Passage to read —
1. Homeopaths and chiropractors invade Tanzania – One thing that medical science has firmly determined is that homeopathy and chiropractic are not legitimate treatments for pretty much anything. And among the long list of conditions these two pseudo-sciences cannot in fact treat is AIDS. And yet practitioners of both voodoo medicines are traveling to Tanzania to bring false hope to AIDS patients.

2. Anthony Hopkins slips skepticism into ‘The Rite’ – It seems Jody Foster wasn’t the only atheist starring in The Silence of the Lambs. In a recent interview promoting the latest alleged “inspired by true events” knock-off of The Exorcist titled The Rite, Hopkins revealed that as an atheist, he didn’t feel completely comfortable playing a character he couldn’t personally identify with and so managed to write some dialogue for his character that encourages skeptical thinking. Here’s how Hopkins explains his additions:

There’s a scene in the courtyard after the first exorcism, and I’m talking to the young priest [played by] Colin O’Donoghue, who in his character has grave doubts about [exorcisms]. He thinks it’s all a bag of tricks, he thinks it’s all mumbo jumbo and maybe there’s no such thing, which is the debate: Is there such a thing as anthropomorphic presence of the devil or is it mental disturbance? That’s the debate, I guess, in the film and probably in the world.

And after that I say to him the problem with skeptics and atheists, is that we never know the truth. We’re always trying to find the truth. What would we do if we found it? And I asked [director Mikael Håfström] if I could write that line. To describe myself as an atheist, as a skeptic which makes the young priest turn [and say], “You?”, and I go, “Oh yeah, every day I struggle. Most days. Some days I don’t know if I believe in God or Santa Clause or Tinkerbell.”

3. NBA players sued over Power Balance endorsements – Power Balance bracelets have been debunked as a fraud and recently even the company making them was forced to admit the scientific claims they make are unproven. But what’s interesting is that now two NBA players, Boston’s Shaquille O’Neal and Los Angeles’ Lamar Odom, who endorsed the bracelets have been brought into a class action suit against Power Balance. I for one think this sets a wonderful legal precedent as for too long, athletes have been allowed to use their influence to profit off of any endorsement deal they sign without any accountability or fear of negative consequences. Of course, if they endorsed a brand of cigarette or any product that was known to directly cause serious health problems , they probably would get a lot of heat for it, but not for something like Power Balance that doesn’t cause any direct physical harm but simply doesn’t really perform the service it promises. Now maybe athletes will think twice before accepting just any endorsement that comes their way.

4. Help me Kinect. You’re my only hope. – Scientists are working on holographic technology similar to what we’ve seen in Star Wars and have even put together a short demonstration of the technology featuring a reenactment of the famous Princess Leia holographic message to Obi Wan Kenobi. You can see that demonstration in the link above.

5. Artificial retinas see well enough to balance a pencil – This will no doubt play a critical role in the evil plots of Skynet/the Cylons/the Replicants/Agent Smith’s.

Required action 1 —
According to the roundup, which two NBA players were brought into the class action suit against Power Balance?
Required action 2 —
Print the roundup from the words "4. Help me Kinect." through the words "Cylons/the Replicants/Agent Smith’s.".
Required action 3 —
Based on the roundup, answer yes or no to each statement and quote the words that decide it: (a) Hopkins asked the director whether he could write a line for his character. (b) The company making Power Balance bracelets insisted that its scientific claims had been proven. (c) The holographic demonstration reenacts Princess Leia's message to Obi Wan Kenobi.
Nothing asked about the roundup depends on the data.

Data extracts —
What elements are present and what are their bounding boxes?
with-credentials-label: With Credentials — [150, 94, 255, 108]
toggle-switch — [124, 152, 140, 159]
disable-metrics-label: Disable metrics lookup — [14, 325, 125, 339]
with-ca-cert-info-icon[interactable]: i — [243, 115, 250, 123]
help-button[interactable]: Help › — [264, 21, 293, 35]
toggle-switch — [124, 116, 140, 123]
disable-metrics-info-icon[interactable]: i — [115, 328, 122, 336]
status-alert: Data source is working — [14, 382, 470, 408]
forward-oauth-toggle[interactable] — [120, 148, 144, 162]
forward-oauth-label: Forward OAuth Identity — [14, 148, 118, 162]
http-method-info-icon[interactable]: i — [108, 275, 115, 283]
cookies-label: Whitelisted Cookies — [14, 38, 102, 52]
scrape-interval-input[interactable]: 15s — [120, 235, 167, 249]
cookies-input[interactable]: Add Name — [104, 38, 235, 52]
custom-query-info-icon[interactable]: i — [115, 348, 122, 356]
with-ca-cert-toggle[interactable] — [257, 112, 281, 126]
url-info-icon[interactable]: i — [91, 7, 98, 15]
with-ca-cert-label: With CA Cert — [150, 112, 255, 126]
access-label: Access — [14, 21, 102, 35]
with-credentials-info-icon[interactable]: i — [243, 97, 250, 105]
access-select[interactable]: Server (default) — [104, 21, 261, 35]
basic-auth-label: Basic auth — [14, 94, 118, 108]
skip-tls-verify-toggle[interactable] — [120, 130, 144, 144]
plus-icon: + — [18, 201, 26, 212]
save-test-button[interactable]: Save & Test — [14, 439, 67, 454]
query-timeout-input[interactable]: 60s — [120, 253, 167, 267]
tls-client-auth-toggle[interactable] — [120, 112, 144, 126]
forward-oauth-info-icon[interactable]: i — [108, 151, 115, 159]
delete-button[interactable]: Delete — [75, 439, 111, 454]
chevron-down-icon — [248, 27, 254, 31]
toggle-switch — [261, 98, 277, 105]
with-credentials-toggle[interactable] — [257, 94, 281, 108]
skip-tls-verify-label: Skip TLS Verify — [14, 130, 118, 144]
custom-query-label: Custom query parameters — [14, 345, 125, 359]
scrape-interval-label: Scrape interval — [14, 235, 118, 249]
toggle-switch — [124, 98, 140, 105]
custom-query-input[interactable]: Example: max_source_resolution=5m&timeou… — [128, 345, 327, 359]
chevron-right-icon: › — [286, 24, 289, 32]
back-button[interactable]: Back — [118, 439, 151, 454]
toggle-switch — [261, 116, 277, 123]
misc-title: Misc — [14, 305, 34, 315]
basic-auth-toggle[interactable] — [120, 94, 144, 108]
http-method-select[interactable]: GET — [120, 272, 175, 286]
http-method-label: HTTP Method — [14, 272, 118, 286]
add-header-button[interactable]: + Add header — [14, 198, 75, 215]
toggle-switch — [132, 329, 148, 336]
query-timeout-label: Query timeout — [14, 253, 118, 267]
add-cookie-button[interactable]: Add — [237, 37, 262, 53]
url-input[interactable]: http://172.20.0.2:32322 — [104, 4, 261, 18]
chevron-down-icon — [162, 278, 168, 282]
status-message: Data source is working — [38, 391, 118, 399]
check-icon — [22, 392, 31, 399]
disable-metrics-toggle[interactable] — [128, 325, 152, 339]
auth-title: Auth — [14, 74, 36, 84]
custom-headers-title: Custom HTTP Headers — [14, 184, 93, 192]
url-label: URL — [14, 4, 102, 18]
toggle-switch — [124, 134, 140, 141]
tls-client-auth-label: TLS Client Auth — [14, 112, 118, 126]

Exercise solution 1 —
Shaquille O’Neal and Lamar Odom.

Exercise solution 2 —
4. Help me Kinect. You’re my only hope. – Scientists are working on holographic technology similar to what we’ve seen in Star Wars and have even put together a short demonstration of the technology featuring a reenactment of the famous Princess Leia holographic message to Obi Wan Kenobi. You can see that demonstration in the link above.

5. Artificial retinas see well enough to balance a pencil – This will no doubt play a critical role in the evil plots of Skynet/the Cylons/the Replicants/Agent Smith’s.

Exercise solution 3 —
(a) Yes: "And I asked [director Mikael Håfström] if I could write that line."
(b) No: "recently even the company making them was forced to admit the scientific claims they make are unproven."
(c) Yes: "featuring a reenactment of the famous Princess Leia holographic message to Obi Wan Kenobi."